PROBLEM DESCRIPTION:
Each line of the material below should be reproduced exactly.

DATA LISTING:
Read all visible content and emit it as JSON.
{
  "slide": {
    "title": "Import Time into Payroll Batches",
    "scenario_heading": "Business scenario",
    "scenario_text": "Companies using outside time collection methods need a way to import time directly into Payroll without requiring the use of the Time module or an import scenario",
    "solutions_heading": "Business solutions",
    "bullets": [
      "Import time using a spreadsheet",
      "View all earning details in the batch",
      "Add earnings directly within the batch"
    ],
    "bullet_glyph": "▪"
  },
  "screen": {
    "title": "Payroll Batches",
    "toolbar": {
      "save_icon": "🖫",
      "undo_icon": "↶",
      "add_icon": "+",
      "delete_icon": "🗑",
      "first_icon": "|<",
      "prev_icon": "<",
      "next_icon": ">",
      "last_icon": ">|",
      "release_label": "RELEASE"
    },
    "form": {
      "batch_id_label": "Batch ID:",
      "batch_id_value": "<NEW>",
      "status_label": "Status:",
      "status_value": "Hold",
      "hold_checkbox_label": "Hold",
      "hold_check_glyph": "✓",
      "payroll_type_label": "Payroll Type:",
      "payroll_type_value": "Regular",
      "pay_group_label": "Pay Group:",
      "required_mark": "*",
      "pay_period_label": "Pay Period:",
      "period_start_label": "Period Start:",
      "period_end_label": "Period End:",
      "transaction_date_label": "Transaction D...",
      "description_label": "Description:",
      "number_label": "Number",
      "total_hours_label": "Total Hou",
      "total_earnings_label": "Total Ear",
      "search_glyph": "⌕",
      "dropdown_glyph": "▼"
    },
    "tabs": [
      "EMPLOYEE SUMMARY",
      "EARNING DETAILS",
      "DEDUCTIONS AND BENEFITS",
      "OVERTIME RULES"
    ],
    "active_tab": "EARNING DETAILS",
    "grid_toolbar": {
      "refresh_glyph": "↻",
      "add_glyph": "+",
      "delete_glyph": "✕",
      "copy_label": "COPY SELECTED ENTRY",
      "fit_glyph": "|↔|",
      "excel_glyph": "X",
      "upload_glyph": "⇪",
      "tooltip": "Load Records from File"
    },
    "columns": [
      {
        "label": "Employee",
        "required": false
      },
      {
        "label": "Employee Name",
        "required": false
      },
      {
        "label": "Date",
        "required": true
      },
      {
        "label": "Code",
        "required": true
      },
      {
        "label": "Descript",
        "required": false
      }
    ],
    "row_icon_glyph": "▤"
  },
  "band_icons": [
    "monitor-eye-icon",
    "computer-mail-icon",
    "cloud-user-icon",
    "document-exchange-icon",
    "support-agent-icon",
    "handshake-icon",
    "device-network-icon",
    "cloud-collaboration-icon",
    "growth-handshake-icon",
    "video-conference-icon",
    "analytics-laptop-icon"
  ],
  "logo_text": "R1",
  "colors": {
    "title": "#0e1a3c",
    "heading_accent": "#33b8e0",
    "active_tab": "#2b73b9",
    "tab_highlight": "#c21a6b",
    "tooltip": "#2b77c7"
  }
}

EXPECTED OUTPUT:
Read all visible content and emit it as JSON.
{
  "slide": {
    "title": "Import Time into Payroll Batches",
    "scenario_heading": "Business scenario",
    "scenario_text": "Companies using outside time collection methods need a way to import time directly into Payroll without requiring the use of the Time module or an import scenario",
    "solutions_heading": "Business solutions",
    "bullets": [
      "Import time using a spreadsheet",
      "View all earning details in the batch",
      "Add earnings directly within the batch"
    ],
    "bullet_glyph": "▪"
  },
  "screen": {
    "title": "Payroll Batches",
    "toolbar": {
      "save_icon": "🖫",
      "undo_icon": "↶",
      "add_icon": "+",
      "delete_icon": "🗑",
      "first_icon": "|<",
      "prev_icon": "<",
      "next_icon": ">",
      "last_icon": ">|",
      "release_label": "RELEASE"
    },
    "form": {
      "batch_id_label": "Batch ID:",
      "batch_id_value": "<NEW>",
      "status_label": "Status:",
      "status_value": "Hold",
      "hold_checkbox_label": "Hold",
      "hold_check_glyph": "✓",
      "payroll_type_label": "Payroll Type:",
      "payroll_type_value": "Regular",
      "pay_group_label": "Pay Group:",
      "required_mark": "*",
      "pay_period_label": "Pay Period:",
      "period_start_label": "Period Start:",
      "period_end_label": "Period End:",
      "transaction_date_label": "Transaction D...",
      "description_label": "Description:",
      "number_label": "Number",
      "total_hours_label": "Total Hou",
      "total_earnings_label": "Total Ear",
      "search_glyph": "⌕",
      "dropdown_glyph": "▼"
    },
    "tabs": [
      "EMPLOYEE SUMMARY",
      "EARNING DETAILS",
      "DEDUCTIONS AND BENEFITS",
      "OVERTIME RULES"
    ],
    "active_tab": "EARNING DETAILS",
    "grid_toolbar": {
      "refresh_glyph": "↻",
      "add_glyph": "+",
      "delete_glyph": "✕",
      "copy_label": "COPY SELECTED ENTRY",
      "fit_glyph": "|↔|",
      "excel_glyph": "X",
      "upload_glyph": "⇪",
      "tooltip": "Load Records from File"
    },
    "columns": [
      {
        "label": "Employee",
        "required": false
      },
      {
        "label": "Employee Name",
        "required": false
      },
      {
        "label": "Date",
        "required": true
      },
      {
        "label": "Code",
        "required": true
      },
      {
        "label": "Descript",
        "required": false
      }
    ],
    "row_icon_glyph": "▤"
  },
  "band_icons": [
    "monitor-eye-icon",
    "computer-mail-icon",
    "cloud-user-icon",
    "document-exchange-icon",
    "support-agent-icon",
    "handshake-icon",
    "device-network-icon",
    "cloud-collaboration-icon",
    "growth-handshake-icon",
    "video-conference-icon",
    "analytics-laptop-icon"
  ],
  "logo_text": "R1",
  "colors": {
    "title": "#0e1a3c",
    "heading_accent": "#33b8e0",
    "active_tab": "#2b73b9",
    "tab_highlight": "#c21a6b",
    "tooltip": "#2b77c7"
  }
}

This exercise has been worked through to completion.